» Problem description: Your task is to quote the material that follows, in full and exactly.

» Supplied information:
· · ·
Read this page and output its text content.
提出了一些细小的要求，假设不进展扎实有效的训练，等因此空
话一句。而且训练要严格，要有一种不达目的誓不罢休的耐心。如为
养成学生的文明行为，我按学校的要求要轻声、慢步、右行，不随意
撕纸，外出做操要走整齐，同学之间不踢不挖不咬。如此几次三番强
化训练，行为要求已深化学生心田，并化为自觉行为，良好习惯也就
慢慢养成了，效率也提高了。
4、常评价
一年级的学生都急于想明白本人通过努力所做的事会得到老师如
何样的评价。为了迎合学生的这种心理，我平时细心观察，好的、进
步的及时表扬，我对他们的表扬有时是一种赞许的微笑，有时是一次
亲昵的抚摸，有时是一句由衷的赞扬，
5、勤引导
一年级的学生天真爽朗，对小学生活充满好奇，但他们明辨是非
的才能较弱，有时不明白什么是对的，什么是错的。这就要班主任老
· · ·
» Final answer:
Read this page and output its text content.
提出了一些细小的要求，假设不进展扎实有效的训练，等因此空
话一句。而且训练要严格，要有一种不达目的誓不罢休的耐心。如为
养成学生的文明行为，我按学校的要求要轻声、慢步、右行，不随意
撕纸，外出做操要走整齐，同学之间不踢不挖不咬。如此几次三番强
化训练，行为要求已深化学生心田，并化为自觉行为，良好习惯也就
慢慢养成了，效率也提高了。
4、常评价
一年级的学生都急于想明白本人通过努力所做的事会得到老师如
何样的评价。为了迎合学生的这种心理，我平时细心观察，好的、进
步的及时表扬，我对他们的表扬有时是一种赞许的微笑，有时是一次
亲昵的抚摸，有时是一句由衷的赞扬，
5、勤引导
一年级的学生天真爽朗，对小学生活充满好奇，但他们明辨是非
的才能较弱，有时不明白什么是对的，什么是错的。这就要班主任老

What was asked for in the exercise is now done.